» **Exercise task**: Check each line of the material below for "جبلة". Report how many have it, with no other words.
***** Exercise input *****
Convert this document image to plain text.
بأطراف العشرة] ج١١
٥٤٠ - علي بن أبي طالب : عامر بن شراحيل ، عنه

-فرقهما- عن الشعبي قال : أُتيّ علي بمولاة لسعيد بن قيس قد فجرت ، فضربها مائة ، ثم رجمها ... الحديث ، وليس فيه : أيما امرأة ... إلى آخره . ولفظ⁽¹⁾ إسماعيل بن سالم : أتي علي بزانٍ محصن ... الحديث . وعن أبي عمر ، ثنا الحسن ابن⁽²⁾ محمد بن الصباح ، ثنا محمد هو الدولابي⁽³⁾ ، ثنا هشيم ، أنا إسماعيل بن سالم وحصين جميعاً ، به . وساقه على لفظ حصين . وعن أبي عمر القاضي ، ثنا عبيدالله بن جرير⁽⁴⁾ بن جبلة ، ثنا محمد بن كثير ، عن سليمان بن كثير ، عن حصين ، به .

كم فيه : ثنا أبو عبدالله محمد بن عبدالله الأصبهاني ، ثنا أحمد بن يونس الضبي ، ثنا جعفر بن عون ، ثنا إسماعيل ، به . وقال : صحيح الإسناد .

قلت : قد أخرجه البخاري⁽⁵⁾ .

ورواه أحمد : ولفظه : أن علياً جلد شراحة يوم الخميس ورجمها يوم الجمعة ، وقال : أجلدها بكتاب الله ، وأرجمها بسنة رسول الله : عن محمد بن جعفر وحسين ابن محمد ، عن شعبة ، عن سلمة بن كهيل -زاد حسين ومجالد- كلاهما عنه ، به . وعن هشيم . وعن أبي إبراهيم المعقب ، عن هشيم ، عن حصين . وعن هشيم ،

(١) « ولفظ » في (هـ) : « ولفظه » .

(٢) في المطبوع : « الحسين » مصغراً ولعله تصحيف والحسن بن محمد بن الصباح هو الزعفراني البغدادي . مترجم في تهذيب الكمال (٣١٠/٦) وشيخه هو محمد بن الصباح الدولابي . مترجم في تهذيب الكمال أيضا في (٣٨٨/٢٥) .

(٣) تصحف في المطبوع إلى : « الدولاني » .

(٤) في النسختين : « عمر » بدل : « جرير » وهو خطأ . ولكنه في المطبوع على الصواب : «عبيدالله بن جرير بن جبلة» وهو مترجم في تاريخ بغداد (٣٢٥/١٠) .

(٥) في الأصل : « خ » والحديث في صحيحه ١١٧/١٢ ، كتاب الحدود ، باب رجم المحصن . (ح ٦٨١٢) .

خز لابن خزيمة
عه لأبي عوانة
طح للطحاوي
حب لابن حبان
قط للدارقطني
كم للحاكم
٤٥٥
*****
» **Result for this task**: 2